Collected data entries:
# # # # #
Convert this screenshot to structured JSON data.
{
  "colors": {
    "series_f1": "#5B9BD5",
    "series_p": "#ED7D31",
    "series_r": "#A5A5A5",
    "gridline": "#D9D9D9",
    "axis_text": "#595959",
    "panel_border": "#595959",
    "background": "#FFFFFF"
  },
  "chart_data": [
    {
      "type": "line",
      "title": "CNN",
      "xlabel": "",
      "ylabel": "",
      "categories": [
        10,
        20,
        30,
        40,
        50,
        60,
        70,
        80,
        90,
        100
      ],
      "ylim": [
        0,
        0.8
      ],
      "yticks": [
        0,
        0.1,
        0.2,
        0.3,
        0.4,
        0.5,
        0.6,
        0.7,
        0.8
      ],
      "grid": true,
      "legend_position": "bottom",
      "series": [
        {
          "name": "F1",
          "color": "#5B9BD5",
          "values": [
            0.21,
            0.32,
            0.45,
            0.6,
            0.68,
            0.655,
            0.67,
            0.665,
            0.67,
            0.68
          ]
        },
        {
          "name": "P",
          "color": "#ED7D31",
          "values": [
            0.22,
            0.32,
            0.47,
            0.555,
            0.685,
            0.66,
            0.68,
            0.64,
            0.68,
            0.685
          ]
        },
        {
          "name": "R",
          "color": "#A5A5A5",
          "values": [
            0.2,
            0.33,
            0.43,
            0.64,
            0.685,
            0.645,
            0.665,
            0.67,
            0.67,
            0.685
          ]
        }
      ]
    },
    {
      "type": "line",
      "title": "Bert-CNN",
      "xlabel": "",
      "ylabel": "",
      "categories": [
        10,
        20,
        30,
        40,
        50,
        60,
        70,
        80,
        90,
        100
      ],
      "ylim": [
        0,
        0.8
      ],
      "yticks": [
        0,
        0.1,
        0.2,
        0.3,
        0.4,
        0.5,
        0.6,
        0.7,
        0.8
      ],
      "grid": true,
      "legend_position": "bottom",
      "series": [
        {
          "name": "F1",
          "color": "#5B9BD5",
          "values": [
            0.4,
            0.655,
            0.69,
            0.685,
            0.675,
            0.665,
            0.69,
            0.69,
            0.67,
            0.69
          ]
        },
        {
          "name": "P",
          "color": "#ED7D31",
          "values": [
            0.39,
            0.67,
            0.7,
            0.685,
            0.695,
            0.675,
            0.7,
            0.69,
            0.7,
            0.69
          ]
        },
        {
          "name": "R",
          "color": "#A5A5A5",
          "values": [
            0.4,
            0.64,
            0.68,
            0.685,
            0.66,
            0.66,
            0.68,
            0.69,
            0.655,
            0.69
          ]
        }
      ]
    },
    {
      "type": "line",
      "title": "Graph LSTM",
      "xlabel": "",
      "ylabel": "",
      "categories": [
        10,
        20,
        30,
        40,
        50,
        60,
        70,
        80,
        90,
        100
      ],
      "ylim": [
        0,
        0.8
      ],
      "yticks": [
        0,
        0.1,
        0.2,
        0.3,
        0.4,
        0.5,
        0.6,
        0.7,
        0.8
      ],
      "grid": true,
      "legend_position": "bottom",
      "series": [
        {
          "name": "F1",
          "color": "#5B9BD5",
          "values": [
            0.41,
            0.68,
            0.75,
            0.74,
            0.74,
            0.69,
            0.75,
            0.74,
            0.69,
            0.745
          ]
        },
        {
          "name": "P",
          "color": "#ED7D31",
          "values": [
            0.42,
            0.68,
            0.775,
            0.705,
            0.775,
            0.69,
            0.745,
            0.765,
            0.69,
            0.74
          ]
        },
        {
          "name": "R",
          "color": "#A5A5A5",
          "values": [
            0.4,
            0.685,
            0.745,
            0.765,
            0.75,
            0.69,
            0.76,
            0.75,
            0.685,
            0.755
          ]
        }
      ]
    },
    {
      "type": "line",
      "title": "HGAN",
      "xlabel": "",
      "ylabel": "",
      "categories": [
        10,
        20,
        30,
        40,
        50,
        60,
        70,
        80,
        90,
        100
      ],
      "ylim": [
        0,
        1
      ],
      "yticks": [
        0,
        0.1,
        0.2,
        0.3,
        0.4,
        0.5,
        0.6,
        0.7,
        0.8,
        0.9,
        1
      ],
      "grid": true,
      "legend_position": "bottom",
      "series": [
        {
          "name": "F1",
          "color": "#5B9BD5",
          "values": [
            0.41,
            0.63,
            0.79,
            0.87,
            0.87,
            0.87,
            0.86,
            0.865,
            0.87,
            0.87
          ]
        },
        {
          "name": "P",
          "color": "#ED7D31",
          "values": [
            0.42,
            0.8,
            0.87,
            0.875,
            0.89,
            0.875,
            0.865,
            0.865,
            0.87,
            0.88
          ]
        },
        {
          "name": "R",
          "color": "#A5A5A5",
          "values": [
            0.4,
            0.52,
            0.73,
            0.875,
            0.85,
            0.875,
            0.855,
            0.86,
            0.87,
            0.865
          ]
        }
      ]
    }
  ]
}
# # # # #
-- Your objective --
Collect each line holding the string "title".

-- Result --
      "title": "CNN",
      "title": "Bert-CNN",
      "title": "Graph LSTM",
      "title": "HGAN",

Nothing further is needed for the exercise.